• WORK TO BE COMPLETED:
Reproduce exactly the lines from the one containing "Convert this document image to plain text." through the last line of the data, both ends included.

[Extracted records]
________
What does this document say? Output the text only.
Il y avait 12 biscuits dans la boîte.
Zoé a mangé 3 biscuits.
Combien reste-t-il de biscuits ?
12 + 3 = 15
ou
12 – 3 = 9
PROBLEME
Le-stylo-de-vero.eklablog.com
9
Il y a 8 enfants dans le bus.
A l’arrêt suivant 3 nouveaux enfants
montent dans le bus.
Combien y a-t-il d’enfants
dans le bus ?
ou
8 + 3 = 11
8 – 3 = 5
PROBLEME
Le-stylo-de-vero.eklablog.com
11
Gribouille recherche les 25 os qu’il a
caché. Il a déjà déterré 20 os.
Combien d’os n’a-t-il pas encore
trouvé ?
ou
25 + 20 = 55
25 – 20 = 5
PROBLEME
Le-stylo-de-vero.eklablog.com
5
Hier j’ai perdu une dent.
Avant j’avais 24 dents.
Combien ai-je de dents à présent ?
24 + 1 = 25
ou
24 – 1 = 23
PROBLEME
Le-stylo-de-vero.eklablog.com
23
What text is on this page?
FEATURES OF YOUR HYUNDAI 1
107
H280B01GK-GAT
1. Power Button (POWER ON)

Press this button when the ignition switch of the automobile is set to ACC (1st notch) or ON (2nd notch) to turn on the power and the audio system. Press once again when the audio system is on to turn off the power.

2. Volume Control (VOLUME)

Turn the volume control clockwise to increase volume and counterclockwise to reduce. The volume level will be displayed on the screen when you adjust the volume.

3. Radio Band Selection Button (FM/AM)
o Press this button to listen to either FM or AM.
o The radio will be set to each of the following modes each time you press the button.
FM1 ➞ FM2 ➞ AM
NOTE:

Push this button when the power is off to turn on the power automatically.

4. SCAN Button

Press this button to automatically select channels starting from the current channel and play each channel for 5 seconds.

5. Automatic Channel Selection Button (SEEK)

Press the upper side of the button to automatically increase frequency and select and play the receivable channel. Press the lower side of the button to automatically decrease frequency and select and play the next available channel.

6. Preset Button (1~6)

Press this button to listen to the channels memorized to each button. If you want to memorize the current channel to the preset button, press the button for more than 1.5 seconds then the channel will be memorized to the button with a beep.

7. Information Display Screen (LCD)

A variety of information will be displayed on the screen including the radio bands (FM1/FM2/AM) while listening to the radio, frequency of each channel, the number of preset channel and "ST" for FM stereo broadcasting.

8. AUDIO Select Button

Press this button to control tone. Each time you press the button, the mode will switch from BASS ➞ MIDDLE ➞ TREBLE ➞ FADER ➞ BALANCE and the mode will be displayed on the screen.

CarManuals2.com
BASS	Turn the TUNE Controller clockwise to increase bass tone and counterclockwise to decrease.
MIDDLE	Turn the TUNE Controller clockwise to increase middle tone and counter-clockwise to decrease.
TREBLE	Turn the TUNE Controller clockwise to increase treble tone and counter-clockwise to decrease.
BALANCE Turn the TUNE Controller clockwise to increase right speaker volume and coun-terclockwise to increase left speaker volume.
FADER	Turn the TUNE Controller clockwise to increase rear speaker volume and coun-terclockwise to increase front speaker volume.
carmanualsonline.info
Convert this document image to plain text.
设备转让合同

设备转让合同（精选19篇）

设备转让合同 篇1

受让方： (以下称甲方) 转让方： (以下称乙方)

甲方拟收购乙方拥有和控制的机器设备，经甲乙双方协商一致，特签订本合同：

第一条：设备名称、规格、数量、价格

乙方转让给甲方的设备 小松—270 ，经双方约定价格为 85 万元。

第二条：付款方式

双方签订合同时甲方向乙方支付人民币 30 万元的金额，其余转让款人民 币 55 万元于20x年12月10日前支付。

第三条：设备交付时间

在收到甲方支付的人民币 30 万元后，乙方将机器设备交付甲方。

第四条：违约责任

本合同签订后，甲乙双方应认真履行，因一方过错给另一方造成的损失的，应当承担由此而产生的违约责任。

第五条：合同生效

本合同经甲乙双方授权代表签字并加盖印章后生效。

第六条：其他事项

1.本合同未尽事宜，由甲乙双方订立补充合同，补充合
________
• SOLUTION TO THIS TASK:
Convert this document image to plain text.
设备转让合同

设备转让合同（精选19篇）

设备转让合同 篇1

受让方： (以下称甲方) 转让方： (以下称乙方)

甲方拟收购乙方拥有和控制的机器设备，经甲乙双方协商一致，特签订本合同：

第一条：设备名称、规格、数量、价格

乙方转让给甲方的设备 小松—270 ，经双方约定价格为 85 万元。

第二条：付款方式

双方签订合同时甲方向乙方支付人民币 30 万元的金额，其余转让款人民 币 55 万元于20x年12月10日前支付。

第三条：设备交付时间

在收到甲方支付的人民币 30 万元后，乙方将机器设备交付甲方。

第四条：违约责任

本合同签订后，甲乙双方应认真履行，因一方过错给另一方造成的损失的，应当承担由此而产生的违约责任。

第五条：合同生效

本合同经甲乙双方授权代表签字并加盖印章后生效。

第六条：其他事项

1.本合同未尽事宜，由甲乙双方订立补充合同，补充合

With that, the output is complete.